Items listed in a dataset
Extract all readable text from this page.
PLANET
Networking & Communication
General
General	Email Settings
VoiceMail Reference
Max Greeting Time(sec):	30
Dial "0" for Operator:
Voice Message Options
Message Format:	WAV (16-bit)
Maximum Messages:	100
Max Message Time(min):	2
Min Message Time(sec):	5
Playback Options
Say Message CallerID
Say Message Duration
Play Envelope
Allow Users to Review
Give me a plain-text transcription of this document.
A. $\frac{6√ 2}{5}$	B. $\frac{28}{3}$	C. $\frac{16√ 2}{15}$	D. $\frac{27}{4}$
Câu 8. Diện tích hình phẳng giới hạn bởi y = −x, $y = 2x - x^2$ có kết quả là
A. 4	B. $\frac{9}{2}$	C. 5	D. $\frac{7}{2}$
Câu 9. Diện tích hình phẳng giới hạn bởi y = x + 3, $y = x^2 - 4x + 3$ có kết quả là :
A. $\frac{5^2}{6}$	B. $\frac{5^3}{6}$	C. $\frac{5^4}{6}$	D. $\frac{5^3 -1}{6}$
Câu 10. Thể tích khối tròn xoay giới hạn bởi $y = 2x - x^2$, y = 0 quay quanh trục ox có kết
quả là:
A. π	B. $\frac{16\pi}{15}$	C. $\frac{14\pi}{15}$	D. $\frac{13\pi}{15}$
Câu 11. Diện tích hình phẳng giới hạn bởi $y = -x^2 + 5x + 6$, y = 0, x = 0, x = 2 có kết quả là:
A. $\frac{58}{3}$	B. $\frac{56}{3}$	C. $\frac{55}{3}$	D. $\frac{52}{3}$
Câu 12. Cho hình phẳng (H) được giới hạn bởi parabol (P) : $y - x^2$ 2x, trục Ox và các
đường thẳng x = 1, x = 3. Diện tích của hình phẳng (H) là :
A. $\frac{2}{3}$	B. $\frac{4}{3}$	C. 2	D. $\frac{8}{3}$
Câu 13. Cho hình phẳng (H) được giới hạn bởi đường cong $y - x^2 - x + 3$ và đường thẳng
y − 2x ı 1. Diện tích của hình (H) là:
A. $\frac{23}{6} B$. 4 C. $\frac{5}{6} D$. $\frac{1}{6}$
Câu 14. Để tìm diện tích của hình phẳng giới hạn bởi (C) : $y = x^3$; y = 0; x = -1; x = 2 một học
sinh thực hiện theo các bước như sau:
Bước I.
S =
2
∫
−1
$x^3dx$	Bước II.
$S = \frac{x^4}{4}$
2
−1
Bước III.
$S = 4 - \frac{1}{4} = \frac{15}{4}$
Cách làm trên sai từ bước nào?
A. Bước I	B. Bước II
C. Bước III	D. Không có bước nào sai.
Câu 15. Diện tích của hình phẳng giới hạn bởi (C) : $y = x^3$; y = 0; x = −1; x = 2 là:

→ **Required task**
Copy out every line in the listing where the word "được" appears.

→ **Output for this task**
Câu 12. Cho hình phẳng (H) được giới hạn bởi parabol (P) : $y - x^2$ 2x, trục Ox và các
Câu 13. Cho hình phẳng (H) được giới hạn bởi đường cong $y - x^2 - x + 3$ và đường thẳng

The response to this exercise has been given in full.